— begin —

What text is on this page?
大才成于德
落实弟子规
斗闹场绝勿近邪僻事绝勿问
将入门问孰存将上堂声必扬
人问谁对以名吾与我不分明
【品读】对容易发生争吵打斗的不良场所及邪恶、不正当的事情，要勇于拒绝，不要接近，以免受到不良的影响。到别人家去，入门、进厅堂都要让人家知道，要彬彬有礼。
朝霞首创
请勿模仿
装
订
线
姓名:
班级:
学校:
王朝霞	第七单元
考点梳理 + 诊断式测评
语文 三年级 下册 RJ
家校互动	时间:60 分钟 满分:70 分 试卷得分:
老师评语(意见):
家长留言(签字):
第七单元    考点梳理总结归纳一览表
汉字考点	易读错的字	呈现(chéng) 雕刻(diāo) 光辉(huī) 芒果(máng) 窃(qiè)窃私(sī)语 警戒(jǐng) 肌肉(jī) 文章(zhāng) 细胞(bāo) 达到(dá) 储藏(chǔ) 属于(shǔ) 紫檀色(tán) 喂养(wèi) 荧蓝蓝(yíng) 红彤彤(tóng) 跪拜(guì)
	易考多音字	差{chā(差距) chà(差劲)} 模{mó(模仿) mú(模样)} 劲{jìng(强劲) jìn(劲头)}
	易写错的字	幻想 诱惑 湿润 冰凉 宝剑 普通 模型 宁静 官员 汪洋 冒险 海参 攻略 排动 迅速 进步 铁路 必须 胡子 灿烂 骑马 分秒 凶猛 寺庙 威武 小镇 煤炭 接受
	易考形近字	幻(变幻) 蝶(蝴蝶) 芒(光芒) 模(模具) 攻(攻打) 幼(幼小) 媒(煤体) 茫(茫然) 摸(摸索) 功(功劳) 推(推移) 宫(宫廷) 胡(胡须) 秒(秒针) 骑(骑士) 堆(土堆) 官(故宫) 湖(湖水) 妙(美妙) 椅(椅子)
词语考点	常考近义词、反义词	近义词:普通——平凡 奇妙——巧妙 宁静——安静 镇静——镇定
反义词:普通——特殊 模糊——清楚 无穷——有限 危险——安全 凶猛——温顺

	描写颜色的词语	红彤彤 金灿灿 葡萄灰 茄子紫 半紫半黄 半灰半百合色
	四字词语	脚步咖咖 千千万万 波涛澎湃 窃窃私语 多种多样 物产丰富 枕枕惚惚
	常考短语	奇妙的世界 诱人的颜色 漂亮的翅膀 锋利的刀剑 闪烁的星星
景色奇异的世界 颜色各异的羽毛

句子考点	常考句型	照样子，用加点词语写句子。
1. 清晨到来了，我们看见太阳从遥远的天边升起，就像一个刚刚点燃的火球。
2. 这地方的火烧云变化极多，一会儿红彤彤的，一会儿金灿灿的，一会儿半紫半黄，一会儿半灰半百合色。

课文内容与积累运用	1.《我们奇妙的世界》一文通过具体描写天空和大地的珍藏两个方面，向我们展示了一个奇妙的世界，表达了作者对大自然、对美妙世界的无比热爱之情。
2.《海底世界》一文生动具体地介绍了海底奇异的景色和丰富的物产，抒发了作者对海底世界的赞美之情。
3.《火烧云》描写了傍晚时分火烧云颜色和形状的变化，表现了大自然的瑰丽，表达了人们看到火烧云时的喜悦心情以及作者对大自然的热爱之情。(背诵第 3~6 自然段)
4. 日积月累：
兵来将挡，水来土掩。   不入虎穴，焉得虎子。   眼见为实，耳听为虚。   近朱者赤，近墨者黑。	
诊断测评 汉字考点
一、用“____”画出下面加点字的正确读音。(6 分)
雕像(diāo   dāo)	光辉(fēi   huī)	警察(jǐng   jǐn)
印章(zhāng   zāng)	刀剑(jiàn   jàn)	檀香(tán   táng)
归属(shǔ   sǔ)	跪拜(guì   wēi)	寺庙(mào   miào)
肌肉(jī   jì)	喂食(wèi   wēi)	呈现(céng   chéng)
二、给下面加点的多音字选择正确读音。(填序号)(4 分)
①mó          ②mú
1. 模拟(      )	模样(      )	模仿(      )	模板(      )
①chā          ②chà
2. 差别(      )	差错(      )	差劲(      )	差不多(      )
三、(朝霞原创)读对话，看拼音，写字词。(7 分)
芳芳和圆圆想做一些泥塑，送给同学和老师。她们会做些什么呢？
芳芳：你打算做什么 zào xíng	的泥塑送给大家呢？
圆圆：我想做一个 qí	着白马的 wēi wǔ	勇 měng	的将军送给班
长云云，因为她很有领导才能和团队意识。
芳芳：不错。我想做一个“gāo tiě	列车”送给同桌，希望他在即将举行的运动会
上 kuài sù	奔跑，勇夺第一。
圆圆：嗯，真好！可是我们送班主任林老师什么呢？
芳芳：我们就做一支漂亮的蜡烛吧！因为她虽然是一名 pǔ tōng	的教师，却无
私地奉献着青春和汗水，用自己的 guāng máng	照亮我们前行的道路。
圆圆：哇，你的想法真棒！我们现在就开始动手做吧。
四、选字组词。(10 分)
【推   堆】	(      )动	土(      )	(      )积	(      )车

— end —

→ **WRITTEN TASK**:
Return the lines above exactly, keeping every word.

→ **ANSWER FOR THIS EXERCISE**:
What text is on this page?
大才成于德
落实弟子规
斗闹场绝勿近邪僻事绝勿问
将入门问孰存将上堂声必扬
人问谁对以名吾与我不分明
【品读】对容易发生争吵打斗的不良场所及邪恶、不正当的事情，要勇于拒绝，不要接近，以免受到不良的影响。到别人家去，入门、进厅堂都要让人家知道，要彬彬有礼。
朝霞首创
请勿模仿
装
订
线
姓名:
班级:
学校:
王朝霞	第七单元
考点梳理 + 诊断式测评
语文 三年级 下册 RJ
家校互动	时间:60 分钟 满分:70 分 试卷得分:
老师评语(意见):
家长留言(签字):
第七单元    考点梳理总结归纳一览表
汉字考点	易读错的字	呈现(chéng) 雕刻(diāo) 光辉(huī) 芒果(máng) 窃(qiè)窃私(sī)语 警戒(jǐng) 肌肉(jī) 文章(zhāng) 细胞(bāo) 达到(dá) 储藏(chǔ) 属于(shǔ) 紫檀色(tán) 喂养(wèi) 荧蓝蓝(yíng) 红彤彤(tóng) 跪拜(guì)
	易考多音字	差{chā(差距) chà(差劲)} 模{mó(模仿) mú(模样)} 劲{jìng(强劲) jìn(劲头)}
	易写错的字	幻想 诱惑 湿润 冰凉 宝剑 普通 模型 宁静 官员 汪洋 冒险 海参 攻略 排动 迅速 进步 铁路 必须 胡子 灿烂 骑马 分秒 凶猛 寺庙 威武 小镇 煤炭 接受
	易考形近字	幻(变幻) 蝶(蝴蝶) 芒(光芒) 模(模具) 攻(攻打) 幼(幼小) 媒(煤体) 茫(茫然) 摸(摸索) 功(功劳) 推(推移) 宫(宫廷) 胡(胡须) 秒(秒针) 骑(骑士) 堆(土堆) 官(故宫) 湖(湖水) 妙(美妙) 椅(椅子)
词语考点	常考近义词、反义词	近义词:普通——平凡 奇妙——巧妙 宁静——安静 镇静——镇定
反义词:普通——特殊 模糊——清楚 无穷——有限 危险——安全 凶猛——温顺

	描写颜色的词语	红彤彤 金灿灿 葡萄灰 茄子紫 半紫半黄 半灰半百合色
	四字词语	脚步咖咖 千千万万 波涛澎湃 窃窃私语 多种多样 物产丰富 枕枕惚惚
	常考短语	奇妙的世界 诱人的颜色 漂亮的翅膀 锋利的刀剑 闪烁的星星
景色奇异的世界 颜色各异的羽毛

句子考点	常考句型	照样子，用加点词语写句子。
1. 清晨到来了，我们看见太阳从遥远的天边升起，就像一个刚刚点燃的火球。
2. 这地方的火烧云变化极多，一会儿红彤彤的，一会儿金灿灿的，一会儿半紫半黄，一会儿半灰半百合色。

课文内容与积累运用	1.《我们奇妙的世界》一文通过具体描写天空和大地的珍藏两个方面，向我们展示了一个奇妙的世界，表达了作者对大自然、对美妙世界的无比热爱之情。
2.《海底世界》一文生动具体地介绍了海底奇异的景色和丰富的物产，抒发了作者对海底世界的赞美之情。
3.《火烧云》描写了傍晚时分火烧云颜色和形状的变化，表现了大自然的瑰丽，表达了人们看到火烧云时的喜悦心情以及作者对大自然的热爱之情。(背诵第 3~6 自然段)
4. 日积月累：
兵来将挡，水来土掩。   不入虎穴，焉得虎子。   眼见为实，耳听为虚。   近朱者赤，近墨者黑。	
诊断测评 汉字考点
一、用“____”画出下面加点字的正确读音。(6 分)
雕像(diāo   dāo)	光辉(fēi   huī)	警察(jǐng   jǐn)
印章(zhāng   zāng)	刀剑(jiàn   jàn)	檀香(tán   táng)
归属(shǔ   sǔ)	跪拜(guì   wēi)	寺庙(mào   miào)
肌肉(jī   jì)	喂食(wèi   wēi)	呈现(céng   chéng)
二、给下面加点的多音字选择正确读音。(填序号)(4 分)
①mó          ②mú
1. 模拟(      )	模样(      )	模仿(      )	模板(      )
①chā          ②chà
2. 差别(      )	差错(      )	差劲(      )	差不多(      )
三、(朝霞原创)读对话，看拼音，写字词。(7 分)
芳芳和圆圆想做一些泥塑，送给同学和老师。她们会做些什么呢？
芳芳：你打算做什么 zào xíng	的泥塑送给大家呢？
圆圆：我想做一个 qí	着白马的 wēi wǔ	勇 měng	的将军送给班
长云云，因为她很有领导才能和团队意识。
芳芳：不错。我想做一个“gāo tiě	列车”送给同桌，希望他在即将举行的运动会
上 kuài sù	奔跑，勇夺第一。
圆圆：嗯，真好！可是我们送班主任林老师什么呢？
芳芳：我们就做一支漂亮的蜡烛吧！因为她虽然是一名 pǔ tōng	的教师，却无
私地奉献着青春和汗水，用自己的 guāng máng	照亮我们前行的道路。
圆圆：哇，你的想法真棒！我们现在就开始动手做吧。
四、选字组词。(10 分)
【推   堆】	(      )动	土(      )	(      )积	(      )车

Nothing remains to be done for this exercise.